- [Set problem]: Out of the lines below, please list those that hold the string "available".
— START —
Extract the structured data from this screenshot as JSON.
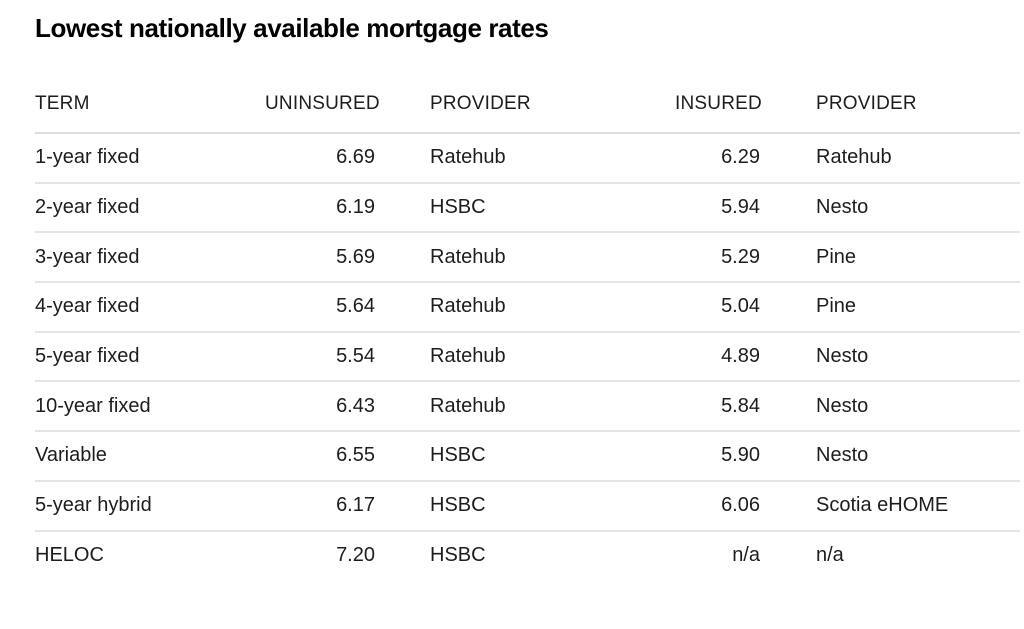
{
  "title": "Lowest nationally available mortgage rates",
  "colors": {
    "text": "#1d1d1d",
    "title": "#000000",
    "rule": "#e5e5e5",
    "header_rule": "#dedede",
    "background": "#ffffff"
  },
  "chart_data": {
    "type": "table",
    "title": "Lowest nationally available mortgage rates",
    "columns": [
      "TERM",
      "UNINSURED",
      "PROVIDER",
      "INSURED",
      "PROVIDER"
    ],
    "rows": [
      [
        "1-year fixed",
        "6.69",
        "Ratehub",
        "6.29",
        "Ratehub"
      ],
      [
        "2-year fixed",
        "6.19",
        "HSBC",
        "5.94",
        "Nesto"
      ],
      [
        "3-year fixed",
        "5.69",
        "Ratehub",
        "5.29",
        "Pine"
      ],
      [
        "4-year fixed",
        "5.64",
        "Ratehub",
        "5.04",
        "Pine"
      ],
      [
        "5-year fixed",
        "5.54",
        "Ratehub",
        "4.89",
        "Nesto"
      ],
      [
        "10-year fixed",
        "6.43",
        "Ratehub",
        "5.84",
        "Nesto"
      ],
      [
        "Variable",
        "6.55",
        "HSBC",
        "5.90",
        "Nesto"
      ],
      [
        "5-year hybrid",
        "6.17",
        "HSBC",
        "6.06",
        "Scotia eHOME"
      ],
      [
        "HELOC",
        "7.20",
        "HSBC",
        "n/a",
        "n/a"
      ]
    ],
    "layout": {
      "grid": "horizontal row separators only",
      "numeric_columns_right_aligned": true,
      "last_row_no_bottom_rule": true
    }
  }
}
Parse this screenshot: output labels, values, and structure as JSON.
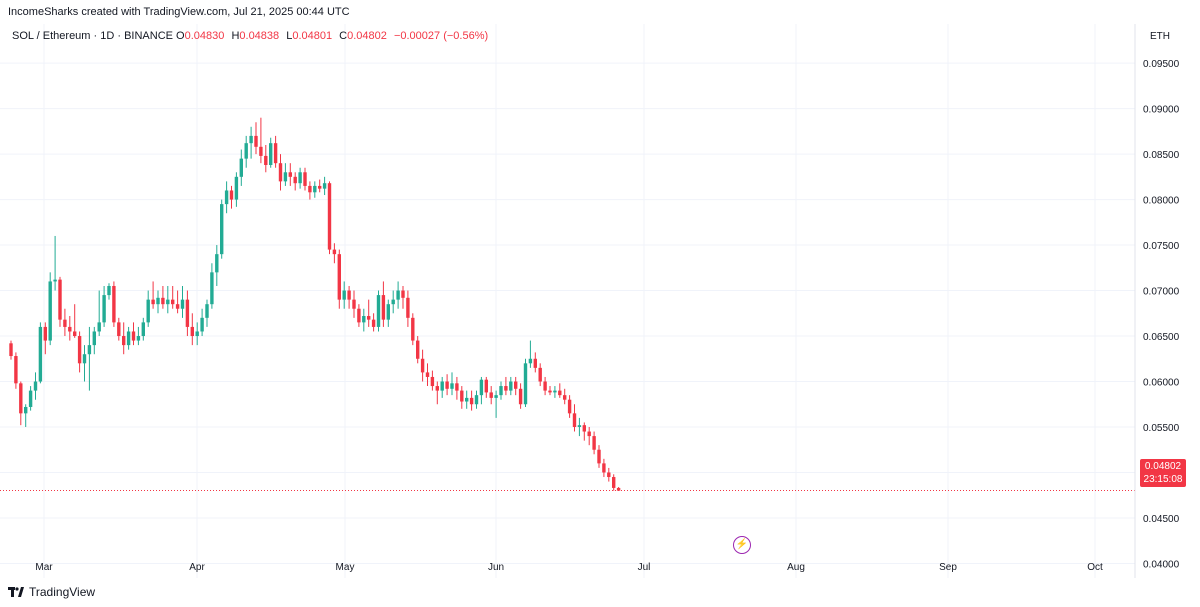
{
  "attribution": "IncomeSharks created with TradingView.com, Jul 21, 2025 00:44 UTC",
  "legend": {
    "symbol": "SOL / Ethereum · 1D · BINANCE",
    "open_key": "O",
    "open": "0.04830",
    "high_key": "H",
    "high": "0.04838",
    "low_key": "L",
    "low": "0.04801",
    "close_key": "C",
    "close": "0.04802",
    "change": "−0.00027 (−0.56%)"
  },
  "currency": "ETH",
  "price_tag": {
    "price": "0.04802",
    "countdown": "23:15:08"
  },
  "brand": "TradingView",
  "colors": {
    "up": "#22ab94",
    "down": "#f23645",
    "grid": "#f0f3fa",
    "event": "#9c27b0"
  },
  "chart_data": {
    "type": "candlestick",
    "y_ticks": [
      "0.09500",
      "0.09000",
      "0.08500",
      "0.08000",
      "0.07500",
      "0.07000",
      "0.06500",
      "0.06000",
      "0.05500",
      "0.05000",
      "0.04500",
      "0.04000"
    ],
    "x_ticks": [
      "Mar",
      "Apr",
      "May",
      "Jun",
      "Jul",
      "Aug",
      "Sep",
      "Oct"
    ],
    "ylim": [
      0.0384,
      0.0993
    ],
    "last_price": 0.04802,
    "candles": [
      [
        0.0642,
        0.0645,
        0.0624,
        0.0628
      ],
      [
        0.0628,
        0.0632,
        0.0592,
        0.0598
      ],
      [
        0.0598,
        0.06,
        0.0552,
        0.0565
      ],
      [
        0.0565,
        0.0575,
        0.055,
        0.0572
      ],
      [
        0.0572,
        0.0595,
        0.0568,
        0.059
      ],
      [
        0.059,
        0.061,
        0.058,
        0.06
      ],
      [
        0.06,
        0.0665,
        0.0598,
        0.066
      ],
      [
        0.066,
        0.0665,
        0.063,
        0.0645
      ],
      [
        0.0645,
        0.072,
        0.064,
        0.071
      ],
      [
        0.071,
        0.076,
        0.07,
        0.0712
      ],
      [
        0.0712,
        0.0715,
        0.066,
        0.0668
      ],
      [
        0.0668,
        0.068,
        0.065,
        0.066
      ],
      [
        0.066,
        0.0672,
        0.0645,
        0.0655
      ],
      [
        0.0655,
        0.0685,
        0.0648,
        0.065
      ],
      [
        0.065,
        0.0655,
        0.061,
        0.062
      ],
      [
        0.062,
        0.064,
        0.06,
        0.063
      ],
      [
        0.063,
        0.066,
        0.059,
        0.064
      ],
      [
        0.064,
        0.066,
        0.063,
        0.0655
      ],
      [
        0.0655,
        0.07,
        0.065,
        0.0665
      ],
      [
        0.0665,
        0.0705,
        0.066,
        0.0695
      ],
      [
        0.0695,
        0.0708,
        0.069,
        0.0705
      ],
      [
        0.0705,
        0.071,
        0.066,
        0.0665
      ],
      [
        0.0665,
        0.067,
        0.0645,
        0.065
      ],
      [
        0.065,
        0.0665,
        0.063,
        0.064
      ],
      [
        0.064,
        0.066,
        0.0635,
        0.0655
      ],
      [
        0.0655,
        0.0665,
        0.064,
        0.0645
      ],
      [
        0.0645,
        0.066,
        0.064,
        0.065
      ],
      [
        0.065,
        0.067,
        0.0645,
        0.0665
      ],
      [
        0.0665,
        0.07,
        0.066,
        0.069
      ],
      [
        0.069,
        0.071,
        0.068,
        0.0685
      ],
      [
        0.0685,
        0.07,
        0.0675,
        0.0692
      ],
      [
        0.0692,
        0.0705,
        0.068,
        0.0685
      ],
      [
        0.0685,
        0.0705,
        0.0675,
        0.069
      ],
      [
        0.069,
        0.0705,
        0.068,
        0.0685
      ],
      [
        0.0685,
        0.07,
        0.0675,
        0.068
      ],
      [
        0.068,
        0.0705,
        0.067,
        0.069
      ],
      [
        0.069,
        0.07,
        0.065,
        0.066
      ],
      [
        0.066,
        0.0675,
        0.064,
        0.065
      ],
      [
        0.065,
        0.0665,
        0.064,
        0.0655
      ],
      [
        0.0655,
        0.068,
        0.065,
        0.067
      ],
      [
        0.067,
        0.069,
        0.066,
        0.0685
      ],
      [
        0.0685,
        0.073,
        0.068,
        0.072
      ],
      [
        0.072,
        0.075,
        0.0705,
        0.074
      ],
      [
        0.074,
        0.08,
        0.0735,
        0.0795
      ],
      [
        0.0795,
        0.082,
        0.0785,
        0.081
      ],
      [
        0.081,
        0.0815,
        0.079,
        0.08
      ],
      [
        0.08,
        0.083,
        0.0792,
        0.0825
      ],
      [
        0.0825,
        0.0855,
        0.0815,
        0.0845
      ],
      [
        0.0845,
        0.087,
        0.0835,
        0.0862
      ],
      [
        0.0862,
        0.088,
        0.0845,
        0.087
      ],
      [
        0.087,
        0.0885,
        0.085,
        0.0858
      ],
      [
        0.0858,
        0.089,
        0.084,
        0.0848
      ],
      [
        0.0848,
        0.086,
        0.083,
        0.0838
      ],
      [
        0.0838,
        0.0868,
        0.0835,
        0.0862
      ],
      [
        0.0862,
        0.087,
        0.0835,
        0.084
      ],
      [
        0.084,
        0.085,
        0.081,
        0.082
      ],
      [
        0.082,
        0.084,
        0.0815,
        0.083
      ],
      [
        0.083,
        0.084,
        0.0815,
        0.0825
      ],
      [
        0.0825,
        0.083,
        0.081,
        0.0818
      ],
      [
        0.0818,
        0.0835,
        0.0812,
        0.083
      ],
      [
        0.083,
        0.0835,
        0.081,
        0.0815
      ],
      [
        0.0815,
        0.082,
        0.08,
        0.0808
      ],
      [
        0.0808,
        0.082,
        0.0802,
        0.0815
      ],
      [
        0.0815,
        0.0822,
        0.0808,
        0.0812
      ],
      [
        0.0812,
        0.0825,
        0.0805,
        0.0818
      ],
      [
        0.0818,
        0.082,
        0.074,
        0.0745
      ],
      [
        0.0745,
        0.0752,
        0.073,
        0.074
      ],
      [
        0.074,
        0.0745,
        0.068,
        0.069
      ],
      [
        0.069,
        0.071,
        0.068,
        0.07
      ],
      [
        0.07,
        0.0705,
        0.068,
        0.069
      ],
      [
        0.069,
        0.07,
        0.067,
        0.068
      ],
      [
        0.068,
        0.0685,
        0.066,
        0.0665
      ],
      [
        0.0665,
        0.068,
        0.0655,
        0.0672
      ],
      [
        0.0672,
        0.069,
        0.066,
        0.0668
      ],
      [
        0.0668,
        0.0675,
        0.0655,
        0.066
      ],
      [
        0.066,
        0.07,
        0.0655,
        0.0695
      ],
      [
        0.0695,
        0.071,
        0.066,
        0.0668
      ],
      [
        0.0668,
        0.069,
        0.066,
        0.0685
      ],
      [
        0.0685,
        0.07,
        0.0675,
        0.069
      ],
      [
        0.069,
        0.071,
        0.068,
        0.07
      ],
      [
        0.07,
        0.0705,
        0.068,
        0.0692
      ],
      [
        0.0692,
        0.07,
        0.066,
        0.067
      ],
      [
        0.067,
        0.0675,
        0.064,
        0.0645
      ],
      [
        0.0645,
        0.065,
        0.062,
        0.0625
      ],
      [
        0.0625,
        0.0635,
        0.06,
        0.061
      ],
      [
        0.061,
        0.062,
        0.0595,
        0.0605
      ],
      [
        0.0605,
        0.0612,
        0.059,
        0.0595
      ],
      [
        0.0595,
        0.06,
        0.0575,
        0.059
      ],
      [
        0.059,
        0.0605,
        0.0582,
        0.06
      ],
      [
        0.06,
        0.0608,
        0.0585,
        0.0592
      ],
      [
        0.0592,
        0.061,
        0.0585,
        0.0598
      ],
      [
        0.0598,
        0.0605,
        0.058,
        0.059
      ],
      [
        0.059,
        0.0595,
        0.057,
        0.0578
      ],
      [
        0.0578,
        0.059,
        0.057,
        0.0582
      ],
      [
        0.0582,
        0.059,
        0.0568,
        0.0575
      ],
      [
        0.0575,
        0.059,
        0.057,
        0.0585
      ],
      [
        0.0585,
        0.0605,
        0.0575,
        0.0602
      ],
      [
        0.0602,
        0.0605,
        0.0582,
        0.0588
      ],
      [
        0.0588,
        0.0595,
        0.0575,
        0.0582
      ],
      [
        0.0582,
        0.059,
        0.056,
        0.0585
      ],
      [
        0.0585,
        0.06,
        0.058,
        0.0595
      ],
      [
        0.0595,
        0.0605,
        0.0585,
        0.059
      ],
      [
        0.059,
        0.0605,
        0.0585,
        0.06
      ],
      [
        0.06,
        0.0605,
        0.0585,
        0.0592
      ],
      [
        0.0592,
        0.0598,
        0.057,
        0.0575
      ],
      [
        0.0575,
        0.0625,
        0.0572,
        0.062
      ],
      [
        0.062,
        0.0645,
        0.0615,
        0.0625
      ],
      [
        0.0625,
        0.0632,
        0.061,
        0.0615
      ],
      [
        0.0615,
        0.062,
        0.0595,
        0.06
      ],
      [
        0.06,
        0.0605,
        0.0585,
        0.059
      ],
      [
        0.059,
        0.0595,
        0.0585,
        0.0588
      ],
      [
        0.0588,
        0.0595,
        0.0582,
        0.059
      ],
      [
        0.059,
        0.0598,
        0.0582,
        0.0585
      ],
      [
        0.0585,
        0.0592,
        0.0575,
        0.058
      ],
      [
        0.058,
        0.0585,
        0.056,
        0.0565
      ],
      [
        0.0565,
        0.0575,
        0.0545,
        0.055
      ],
      [
        0.055,
        0.056,
        0.054,
        0.0552
      ],
      [
        0.0552,
        0.0555,
        0.0535,
        0.0545
      ],
      [
        0.0545,
        0.055,
        0.053,
        0.054
      ],
      [
        0.054,
        0.0545,
        0.052,
        0.0525
      ],
      [
        0.0525,
        0.053,
        0.0505,
        0.051
      ],
      [
        0.051,
        0.0515,
        0.0495,
        0.05
      ],
      [
        0.05,
        0.0505,
        0.049,
        0.0495
      ],
      [
        0.0495,
        0.0498,
        0.048,
        0.0483
      ],
      [
        0.0483,
        0.0484,
        0.048,
        0.048
      ]
    ]
  }
}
— END —
- [Problem solution]:
  "title": "Lowest nationally available mortgage rates",
    "title": "Lowest nationally available mortgage rates",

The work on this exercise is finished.